_WORK INSTRUCTIONS_. The data must be written out once more, precisely as given.
--- RECORDS FOR PROCESSING ---
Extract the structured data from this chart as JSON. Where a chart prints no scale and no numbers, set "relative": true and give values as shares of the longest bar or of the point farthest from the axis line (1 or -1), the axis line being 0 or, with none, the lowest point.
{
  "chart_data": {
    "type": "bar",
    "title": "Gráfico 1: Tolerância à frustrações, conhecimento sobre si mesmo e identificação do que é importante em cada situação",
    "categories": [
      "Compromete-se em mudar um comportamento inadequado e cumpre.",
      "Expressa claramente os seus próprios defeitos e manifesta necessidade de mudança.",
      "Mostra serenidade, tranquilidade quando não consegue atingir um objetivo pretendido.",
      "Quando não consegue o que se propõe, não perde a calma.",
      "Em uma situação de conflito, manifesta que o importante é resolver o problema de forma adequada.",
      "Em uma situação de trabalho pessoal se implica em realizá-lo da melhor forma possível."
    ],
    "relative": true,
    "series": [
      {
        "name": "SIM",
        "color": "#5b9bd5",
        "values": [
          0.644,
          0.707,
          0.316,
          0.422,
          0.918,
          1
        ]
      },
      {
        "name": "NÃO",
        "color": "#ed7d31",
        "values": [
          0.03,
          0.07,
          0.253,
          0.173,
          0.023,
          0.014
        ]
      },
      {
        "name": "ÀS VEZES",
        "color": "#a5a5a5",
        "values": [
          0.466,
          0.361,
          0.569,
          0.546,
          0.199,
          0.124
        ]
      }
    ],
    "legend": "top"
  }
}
---
_REPLY_.
Extract the structured data from this chart as JSON. Where a chart prints no scale and no numbers, set "relative": true and give values as shares of the longest bar or of the point farthest from the axis line (1 or -1), the axis line being 0 or, with none, the lowest point.
{
  "chart_data": {
    "type": "bar",
    "title": "Gráfico 1: Tolerância à frustrações, conhecimento sobre si mesmo e identificação do que é importante em cada situação",
    "categories": [
      "Compromete-se em mudar um comportamento inadequado e cumpre.",
      "Expressa claramente os seus próprios defeitos e manifesta necessidade de mudança.",
      "Mostra serenidade, tranquilidade quando não consegue atingir um objetivo pretendido.",
      "Quando não consegue o que se propõe, não perde a calma.",
      "Em uma situação de conflito, manifesta que o importante é resolver o problema de forma adequada.",
      "Em uma situação de trabalho pessoal se implica em realizá-lo da melhor forma possível."
    ],
    "relative": true,
    "series": [
      {
        "name": "SIM",
        "color": "#5b9bd5",
        "values": [
          0.644,
          0.707,
          0.316,
          0.422,
          0.918,
          1
        ]
      },
      {
        "name": "NÃO",
        "color": "#ed7d31",
        "values": [
          0.03,
          0.07,
          0.253,
          0.173,
          0.023,
          0.014
        ]
      },
      {
        "name": "ÀS VEZES",
        "color": "#a5a5a5",
        "values": [
          0.466,
          0.361,
          0.569,
          0.546,
          0.199,
          0.124
        ]
      }
    ],
    "legend": "top"
  }
}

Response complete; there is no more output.